*PROBLEM REQUIREMENTS*. Copy the lines holding the word "Cismon", all of them.

[Begin]

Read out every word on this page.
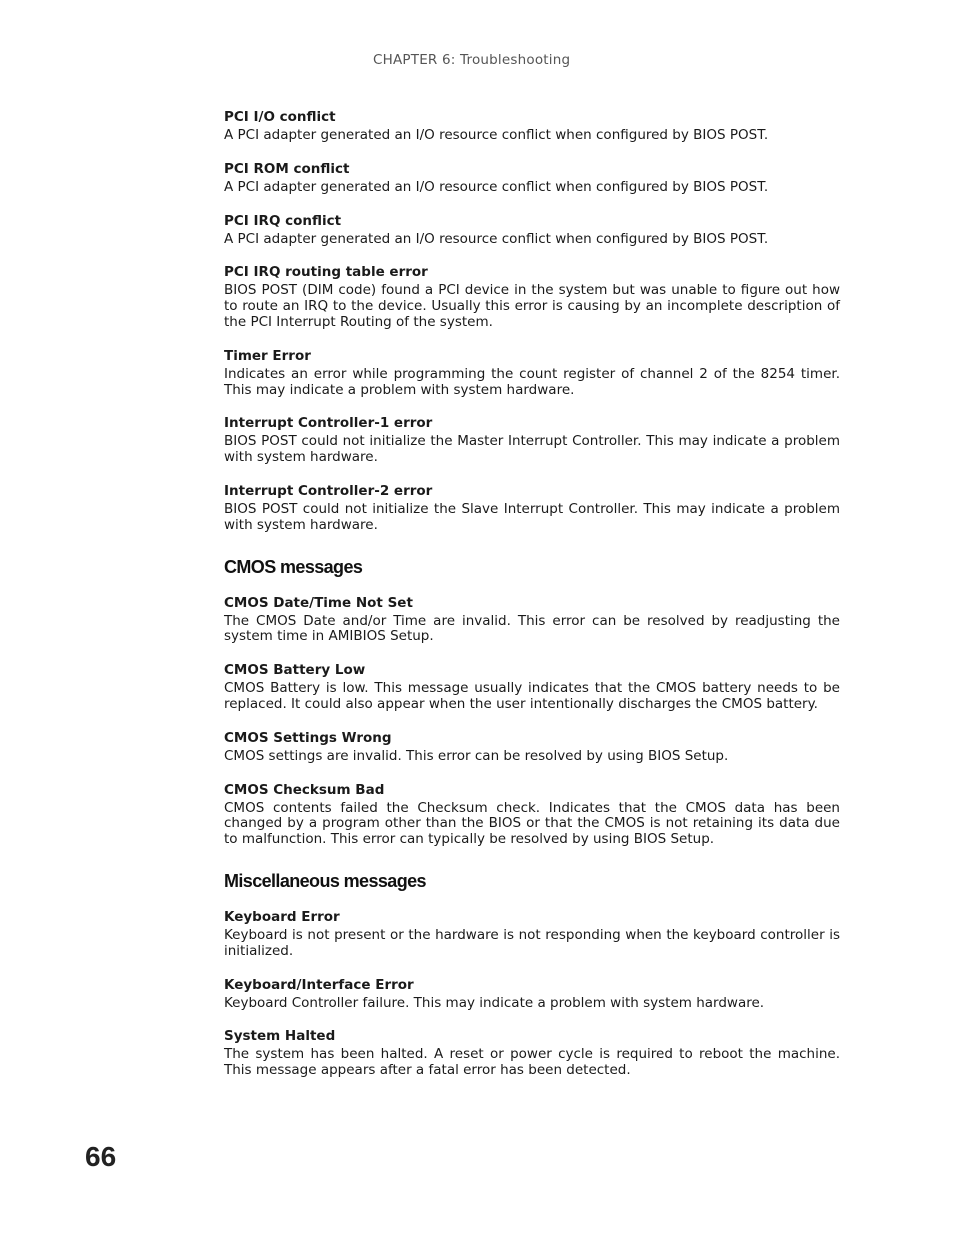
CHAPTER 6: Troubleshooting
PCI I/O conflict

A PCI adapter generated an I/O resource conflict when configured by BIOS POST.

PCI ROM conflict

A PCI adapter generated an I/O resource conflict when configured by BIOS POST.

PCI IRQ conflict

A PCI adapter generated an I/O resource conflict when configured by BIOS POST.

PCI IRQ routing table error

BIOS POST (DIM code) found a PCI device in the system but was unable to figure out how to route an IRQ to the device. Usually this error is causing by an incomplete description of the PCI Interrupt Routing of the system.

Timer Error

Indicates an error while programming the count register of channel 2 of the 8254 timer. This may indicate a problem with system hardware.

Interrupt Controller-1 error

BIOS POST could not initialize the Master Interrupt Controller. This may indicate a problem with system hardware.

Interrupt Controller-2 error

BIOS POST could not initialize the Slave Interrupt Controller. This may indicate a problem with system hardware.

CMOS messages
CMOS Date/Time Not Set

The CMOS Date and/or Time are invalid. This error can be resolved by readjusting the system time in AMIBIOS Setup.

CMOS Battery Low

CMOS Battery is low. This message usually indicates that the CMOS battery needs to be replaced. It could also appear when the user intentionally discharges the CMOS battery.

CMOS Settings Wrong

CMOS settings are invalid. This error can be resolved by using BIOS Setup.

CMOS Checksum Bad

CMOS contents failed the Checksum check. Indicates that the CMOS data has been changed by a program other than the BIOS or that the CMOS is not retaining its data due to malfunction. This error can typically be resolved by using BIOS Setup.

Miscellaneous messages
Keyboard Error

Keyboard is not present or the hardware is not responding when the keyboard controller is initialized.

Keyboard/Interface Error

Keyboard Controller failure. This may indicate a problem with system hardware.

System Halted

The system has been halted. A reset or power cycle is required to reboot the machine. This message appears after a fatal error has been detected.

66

[End]
[Begin]

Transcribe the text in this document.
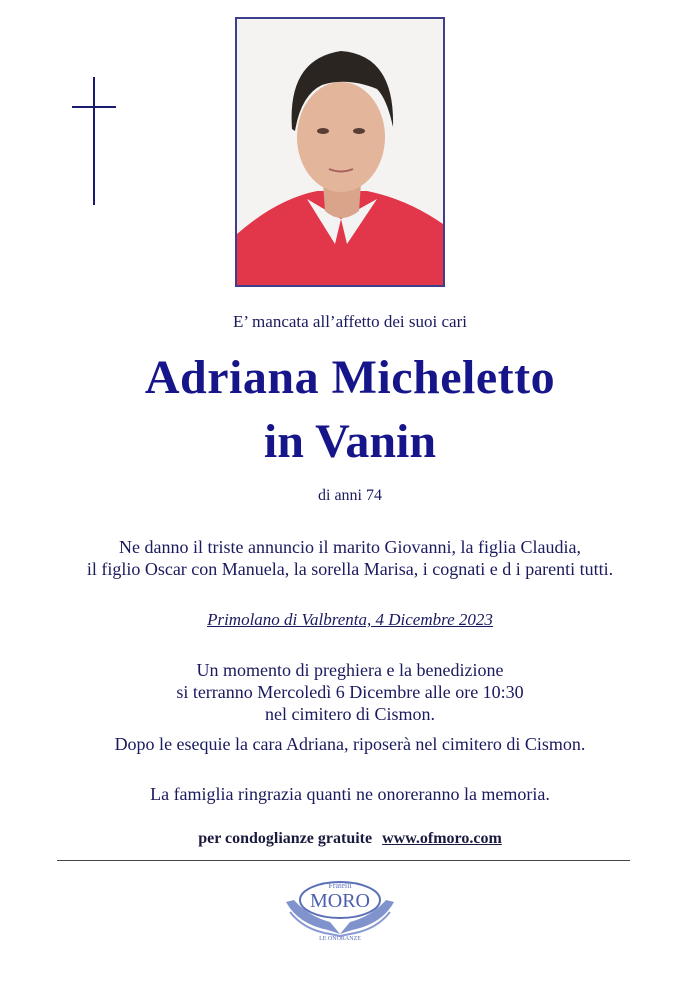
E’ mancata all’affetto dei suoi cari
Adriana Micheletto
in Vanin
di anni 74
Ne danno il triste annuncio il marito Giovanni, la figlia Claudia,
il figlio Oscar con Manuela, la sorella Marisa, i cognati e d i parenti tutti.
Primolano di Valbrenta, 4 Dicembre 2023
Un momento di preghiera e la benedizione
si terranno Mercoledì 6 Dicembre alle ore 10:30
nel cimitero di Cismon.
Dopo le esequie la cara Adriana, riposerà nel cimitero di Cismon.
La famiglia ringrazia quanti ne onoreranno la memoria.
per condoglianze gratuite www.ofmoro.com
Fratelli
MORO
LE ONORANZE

[End]

*FINAL RESULT*.
nel cimitero di Cismon.
Dopo le esequie la cara Adriana, riposerà nel cimitero di Cismon.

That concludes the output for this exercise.